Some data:
____
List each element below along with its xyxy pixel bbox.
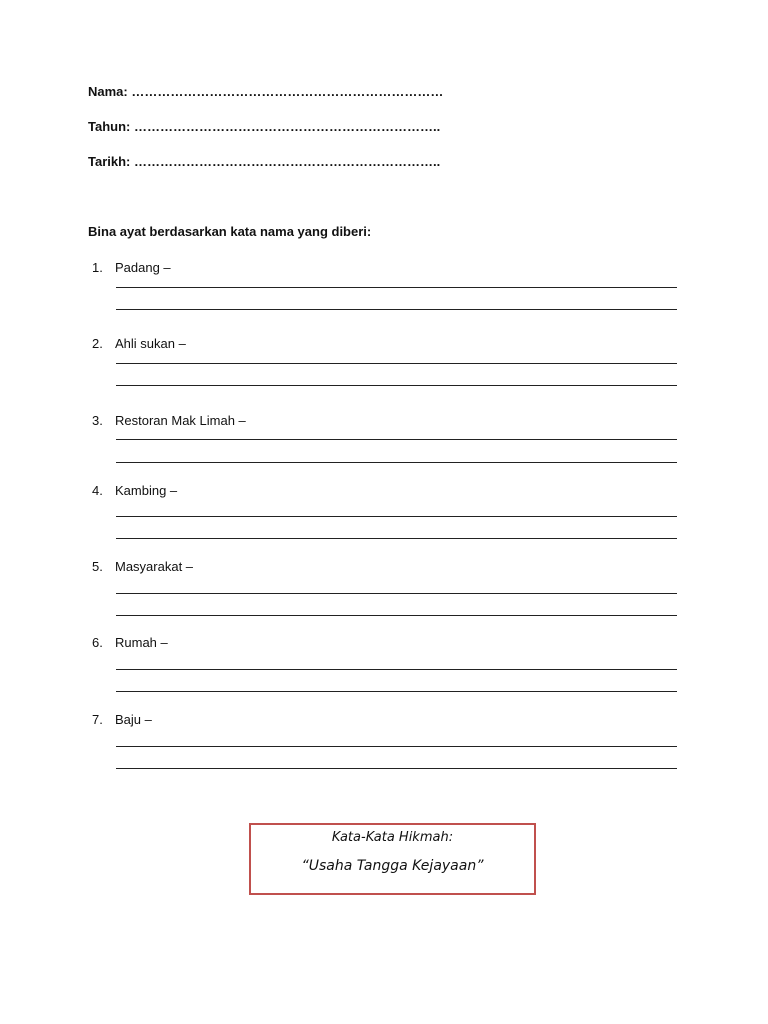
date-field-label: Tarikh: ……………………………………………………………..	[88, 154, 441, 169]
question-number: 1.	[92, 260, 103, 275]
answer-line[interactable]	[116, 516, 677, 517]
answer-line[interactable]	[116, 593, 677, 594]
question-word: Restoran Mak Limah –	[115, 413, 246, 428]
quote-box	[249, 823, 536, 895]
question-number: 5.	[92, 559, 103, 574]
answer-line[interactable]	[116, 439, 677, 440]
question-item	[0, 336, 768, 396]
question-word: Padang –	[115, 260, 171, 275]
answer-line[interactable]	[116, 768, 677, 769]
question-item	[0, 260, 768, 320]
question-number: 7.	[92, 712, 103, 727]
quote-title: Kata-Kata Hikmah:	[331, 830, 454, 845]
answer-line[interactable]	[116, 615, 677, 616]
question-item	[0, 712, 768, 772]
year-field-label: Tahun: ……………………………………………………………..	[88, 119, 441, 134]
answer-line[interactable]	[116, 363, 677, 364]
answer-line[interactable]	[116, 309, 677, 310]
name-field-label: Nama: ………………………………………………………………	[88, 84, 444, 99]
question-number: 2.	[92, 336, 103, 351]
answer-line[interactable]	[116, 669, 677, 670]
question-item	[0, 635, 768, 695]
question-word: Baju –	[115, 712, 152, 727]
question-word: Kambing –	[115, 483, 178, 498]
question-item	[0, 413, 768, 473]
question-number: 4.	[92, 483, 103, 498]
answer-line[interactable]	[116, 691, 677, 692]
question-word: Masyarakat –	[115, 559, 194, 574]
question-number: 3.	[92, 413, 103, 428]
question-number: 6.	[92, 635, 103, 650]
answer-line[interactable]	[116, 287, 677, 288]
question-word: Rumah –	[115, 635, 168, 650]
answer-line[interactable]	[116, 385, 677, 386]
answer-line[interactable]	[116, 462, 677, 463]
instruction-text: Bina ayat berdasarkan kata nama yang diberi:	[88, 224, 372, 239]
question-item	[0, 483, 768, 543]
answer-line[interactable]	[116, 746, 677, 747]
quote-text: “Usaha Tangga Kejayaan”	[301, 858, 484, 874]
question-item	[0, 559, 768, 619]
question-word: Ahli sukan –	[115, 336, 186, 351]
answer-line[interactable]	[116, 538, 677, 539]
____
Arrange every line of the data above as a numbered list, with blank lines and pictures left out.

● TASK ANSWER
1. List each element below along with its xyxy pixel bbox.
2. date-field-label: Tarikh: ……………………………………………………………..	[88, 154, 441, 169]
3. question-number: 1.	[92, 260, 103, 275]
4. answer-line[interactable]	[116, 516, 677, 517]
5. answer-line[interactable]	[116, 593, 677, 594]
6. question-word: Restoran Mak Limah –	[115, 413, 246, 428]
7. quote-box	[249, 823, 536, 895]
8. question-number: 5.	[92, 559, 103, 574]
9. answer-line[interactable]	[116, 439, 677, 440]
10. question-item	[0, 336, 768, 396]
11. question-word: Padang –	[115, 260, 171, 275]
12. answer-line[interactable]	[116, 768, 677, 769]
13. question-item	[0, 260, 768, 320]
14. question-number: 7.	[92, 712, 103, 727]
15. quote-title: Kata-Kata Hikmah:	[331, 830, 454, 845]
16. answer-line[interactable]	[116, 615, 677, 616]
17. question-item	[0, 712, 768, 772]
18. year-field-label: Tahun: ……………………………………………………………..	[88, 119, 441, 134]
19. answer-line[interactable]	[116, 363, 677, 364]
20. answer-line[interactable]	[116, 309, 677, 310]
21. name-field-label: Nama: ………………………………………………………………	[88, 84, 444, 99]
22. question-number: 2.	[92, 336, 103, 351]
23. answer-line[interactable]	[116, 669, 677, 670]
24. question-item	[0, 635, 768, 695]
25. question-word: Baju –	[115, 712, 152, 727]
26. question-word: Kambing –	[115, 483, 178, 498]
27. question-item	[0, 413, 768, 473]
28. question-number: 4.	[92, 483, 103, 498]
29. answer-line[interactable]	[116, 691, 677, 692]
30. question-word: Masyarakat –	[115, 559, 194, 574]
31. question-number: 3.	[92, 413, 103, 428]
32. question-number: 6.	[92, 635, 103, 650]
33. answer-line[interactable]	[116, 287, 677, 288]
34. question-word: Rumah –	[115, 635, 168, 650]
35. answer-line[interactable]	[116, 385, 677, 386]
36. answer-line[interactable]	[116, 462, 677, 463]
37. instruction-text: Bina ayat berdasarkan kata nama yang diberi:	[88, 224, 372, 239]
38. question-item	[0, 483, 768, 543]
39. answer-line[interactable]	[116, 746, 677, 747]
40. quote-text: “Usaha Tangga Kejayaan”	[301, 858, 484, 874]
41. question-item	[0, 559, 768, 619]
42. question-word: Ahli sukan –	[115, 336, 186, 351]
43. answer-line[interactable]	[116, 538, 677, 539]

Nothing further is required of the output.